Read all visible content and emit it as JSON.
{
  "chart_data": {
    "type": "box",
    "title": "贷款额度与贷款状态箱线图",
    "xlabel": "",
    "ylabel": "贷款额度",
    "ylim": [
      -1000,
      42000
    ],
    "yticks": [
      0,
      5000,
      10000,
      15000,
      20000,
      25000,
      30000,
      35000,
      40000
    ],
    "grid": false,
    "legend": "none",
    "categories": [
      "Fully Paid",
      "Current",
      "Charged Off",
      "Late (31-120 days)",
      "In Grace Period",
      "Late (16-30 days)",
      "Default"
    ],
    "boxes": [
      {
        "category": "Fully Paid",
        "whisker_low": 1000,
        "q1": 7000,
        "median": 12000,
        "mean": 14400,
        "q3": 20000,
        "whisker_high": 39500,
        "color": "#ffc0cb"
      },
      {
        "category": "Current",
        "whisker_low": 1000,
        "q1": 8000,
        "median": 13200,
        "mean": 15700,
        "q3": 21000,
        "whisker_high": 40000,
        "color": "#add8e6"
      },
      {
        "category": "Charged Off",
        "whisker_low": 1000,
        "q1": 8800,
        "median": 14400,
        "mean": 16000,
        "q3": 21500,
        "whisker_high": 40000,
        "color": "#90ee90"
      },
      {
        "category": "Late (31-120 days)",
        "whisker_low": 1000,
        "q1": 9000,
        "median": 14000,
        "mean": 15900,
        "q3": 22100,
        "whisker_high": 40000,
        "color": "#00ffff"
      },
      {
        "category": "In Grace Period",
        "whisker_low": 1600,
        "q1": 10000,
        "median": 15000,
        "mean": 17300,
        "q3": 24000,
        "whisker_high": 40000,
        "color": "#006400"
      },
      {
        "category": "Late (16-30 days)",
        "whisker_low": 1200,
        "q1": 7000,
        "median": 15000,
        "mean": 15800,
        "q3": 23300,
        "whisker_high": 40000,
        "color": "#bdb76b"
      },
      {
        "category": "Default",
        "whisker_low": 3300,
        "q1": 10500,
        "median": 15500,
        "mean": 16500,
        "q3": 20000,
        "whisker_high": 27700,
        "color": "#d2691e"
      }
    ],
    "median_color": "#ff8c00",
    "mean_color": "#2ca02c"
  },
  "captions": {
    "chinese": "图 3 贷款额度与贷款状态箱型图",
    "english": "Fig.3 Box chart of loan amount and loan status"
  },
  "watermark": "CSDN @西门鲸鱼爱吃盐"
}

● Task instructions
Copy all lines of the material above where the string "Period" occurs.

● Solved problem
      "In Grace Period",
        "category": "In Grace Period",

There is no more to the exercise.